### STATED TASK:
The records that follow are to be transcribed in full, without their images.

### INFORMATION SHOWN:
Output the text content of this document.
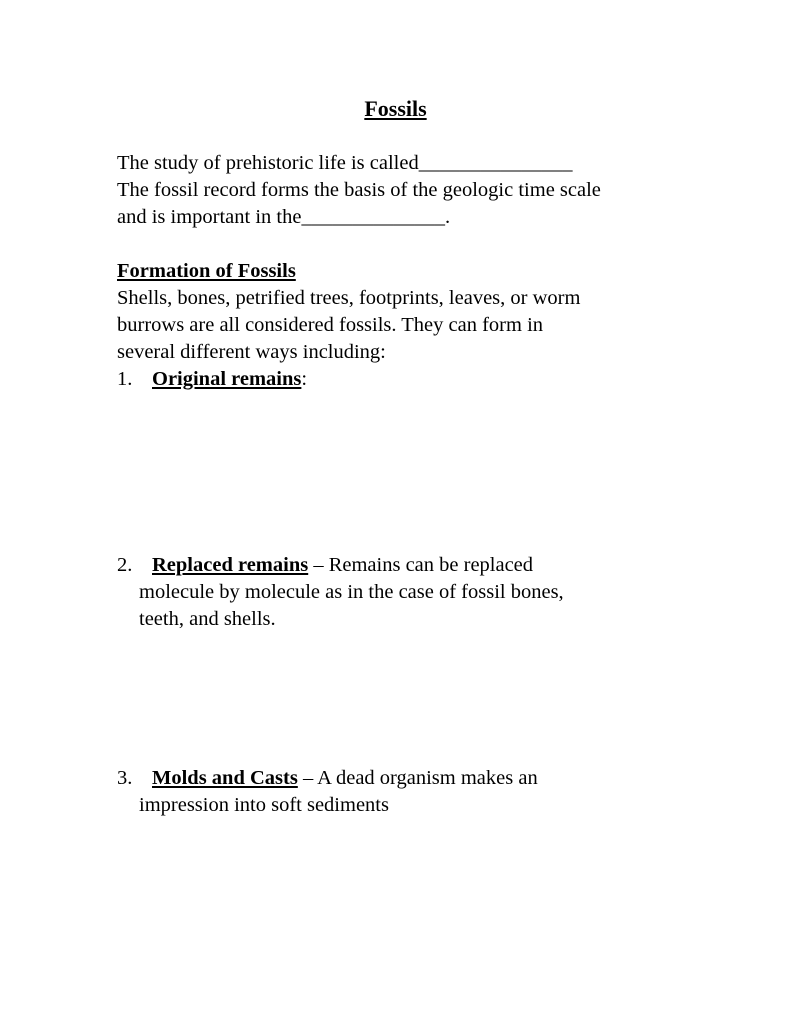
Fossils
The study of prehistoric life is called_______________
The fossil record forms the basis of the geologic time scale
and is important in the______________.
Formation of Fossils
Shells, bones, petrified trees, footprints, leaves, or worm
burrows are all considered fossils. They can form in
several different ways including:
1. Original remains:
2. Replaced remains – Remains can be replaced
molecule by molecule as in the case of fossil bones,
teeth, and shells.
3. Molds and Casts – A dead organism makes an
impression into soft sediments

### WRITTEN ANSWER:
Output the text content of this document.
Fossils
The study of prehistoric life is called_______________
The fossil record forms the basis of the geologic time scale
and is important in the______________.
Formation of Fossils
Shells, bones, petrified trees, footprints, leaves, or worm
burrows are all considered fossils. They can form in
several different ways including:
1. Original remains:
2. Replaced remains – Remains can be replaced
molecule by molecule as in the case of fossil bones,
teeth, and shells.
3. Molds and Casts – A dead organism makes an
impression into soft sediments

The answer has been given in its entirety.